(Data items)
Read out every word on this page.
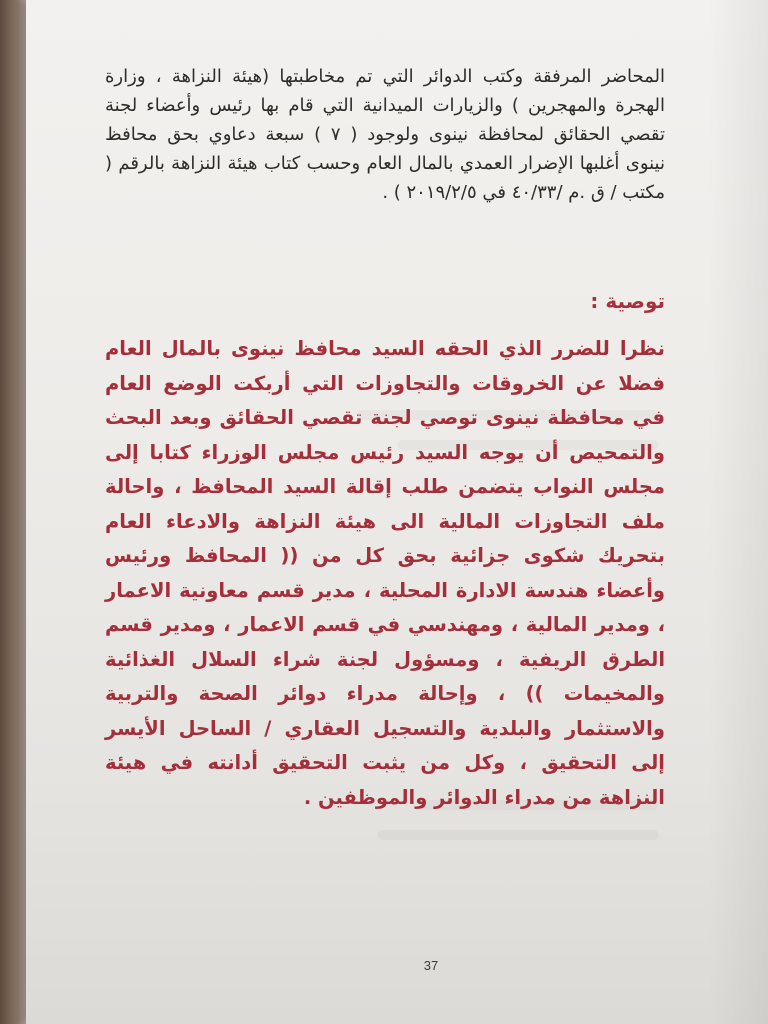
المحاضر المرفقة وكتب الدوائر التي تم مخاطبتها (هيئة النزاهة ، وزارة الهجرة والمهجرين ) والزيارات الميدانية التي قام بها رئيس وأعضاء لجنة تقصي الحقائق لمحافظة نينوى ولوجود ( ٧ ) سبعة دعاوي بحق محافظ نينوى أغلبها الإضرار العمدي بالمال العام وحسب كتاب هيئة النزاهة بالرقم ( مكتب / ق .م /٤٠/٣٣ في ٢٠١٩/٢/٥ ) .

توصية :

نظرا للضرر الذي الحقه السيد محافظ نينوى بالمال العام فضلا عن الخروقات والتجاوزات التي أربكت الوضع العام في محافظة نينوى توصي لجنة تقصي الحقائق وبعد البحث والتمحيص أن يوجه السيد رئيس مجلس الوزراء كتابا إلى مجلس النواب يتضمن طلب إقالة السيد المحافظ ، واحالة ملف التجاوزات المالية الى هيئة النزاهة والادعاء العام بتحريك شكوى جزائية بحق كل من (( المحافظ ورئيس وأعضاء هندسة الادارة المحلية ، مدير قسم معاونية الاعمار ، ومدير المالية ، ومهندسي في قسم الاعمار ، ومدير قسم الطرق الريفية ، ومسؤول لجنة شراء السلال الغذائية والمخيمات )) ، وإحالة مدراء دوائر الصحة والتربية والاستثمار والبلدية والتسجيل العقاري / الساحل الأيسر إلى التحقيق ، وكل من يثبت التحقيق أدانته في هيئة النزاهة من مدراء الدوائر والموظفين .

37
...
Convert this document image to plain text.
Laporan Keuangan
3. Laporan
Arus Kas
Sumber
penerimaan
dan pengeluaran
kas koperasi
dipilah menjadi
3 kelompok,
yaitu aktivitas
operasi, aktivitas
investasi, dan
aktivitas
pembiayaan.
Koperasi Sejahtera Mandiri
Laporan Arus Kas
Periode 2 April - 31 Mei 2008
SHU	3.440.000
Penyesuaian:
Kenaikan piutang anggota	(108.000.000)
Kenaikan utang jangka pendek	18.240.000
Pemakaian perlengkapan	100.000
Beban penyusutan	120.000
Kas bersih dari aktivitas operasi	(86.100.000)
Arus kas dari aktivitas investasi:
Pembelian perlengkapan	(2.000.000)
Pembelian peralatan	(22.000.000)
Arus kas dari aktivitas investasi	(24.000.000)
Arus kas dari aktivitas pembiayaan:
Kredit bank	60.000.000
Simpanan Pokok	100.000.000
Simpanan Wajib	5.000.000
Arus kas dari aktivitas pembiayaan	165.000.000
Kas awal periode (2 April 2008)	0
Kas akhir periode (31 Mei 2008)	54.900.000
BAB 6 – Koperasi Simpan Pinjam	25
---
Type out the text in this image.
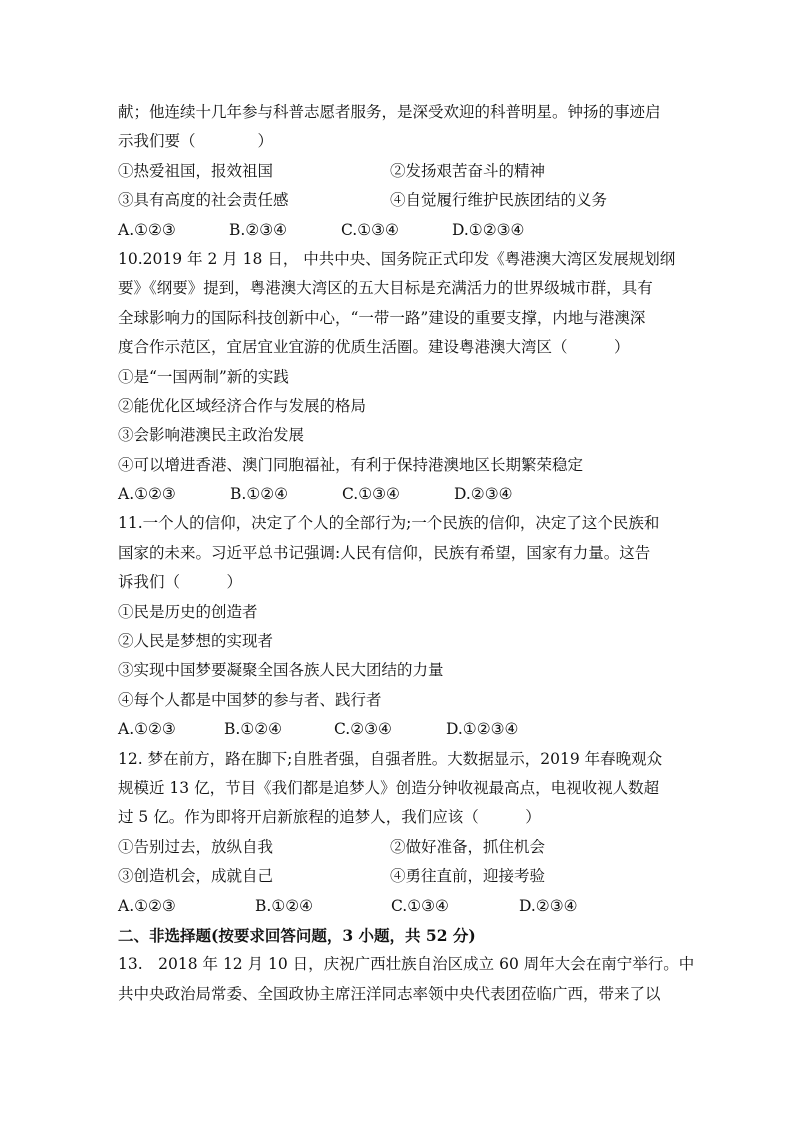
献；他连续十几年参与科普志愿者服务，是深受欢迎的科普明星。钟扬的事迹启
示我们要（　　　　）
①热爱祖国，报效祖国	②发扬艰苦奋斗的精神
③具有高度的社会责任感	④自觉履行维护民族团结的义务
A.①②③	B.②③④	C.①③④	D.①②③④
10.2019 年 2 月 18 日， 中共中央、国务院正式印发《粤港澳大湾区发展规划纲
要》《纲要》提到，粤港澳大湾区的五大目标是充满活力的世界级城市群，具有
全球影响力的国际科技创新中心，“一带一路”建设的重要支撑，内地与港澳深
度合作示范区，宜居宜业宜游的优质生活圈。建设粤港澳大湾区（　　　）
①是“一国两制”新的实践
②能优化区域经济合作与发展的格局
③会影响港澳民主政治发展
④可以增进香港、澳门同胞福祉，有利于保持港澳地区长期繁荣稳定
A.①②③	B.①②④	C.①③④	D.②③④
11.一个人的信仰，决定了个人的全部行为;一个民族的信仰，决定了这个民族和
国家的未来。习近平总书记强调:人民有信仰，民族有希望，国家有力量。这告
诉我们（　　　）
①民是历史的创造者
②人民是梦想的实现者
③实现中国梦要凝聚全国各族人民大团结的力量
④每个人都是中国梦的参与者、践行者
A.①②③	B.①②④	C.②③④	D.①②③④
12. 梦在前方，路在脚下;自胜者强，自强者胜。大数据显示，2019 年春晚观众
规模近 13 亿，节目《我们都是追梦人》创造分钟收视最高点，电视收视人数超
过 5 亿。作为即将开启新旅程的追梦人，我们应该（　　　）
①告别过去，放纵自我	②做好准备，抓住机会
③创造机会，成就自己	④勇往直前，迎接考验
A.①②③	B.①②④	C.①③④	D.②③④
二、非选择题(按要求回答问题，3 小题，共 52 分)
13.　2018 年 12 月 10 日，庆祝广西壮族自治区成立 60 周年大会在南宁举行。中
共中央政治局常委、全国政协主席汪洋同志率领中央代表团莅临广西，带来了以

* **WHAT IS REQUIRED**: Return every line containing "Arus".

* **EXERCISE ANSWER**:
Arus Kas
Laporan Arus Kas
Arus kas dari aktivitas investasi:
Arus kas dari aktivitas investasi	(24.000.000)
Arus kas dari aktivitas pembiayaan:
Arus kas dari aktivitas pembiayaan	165.000.000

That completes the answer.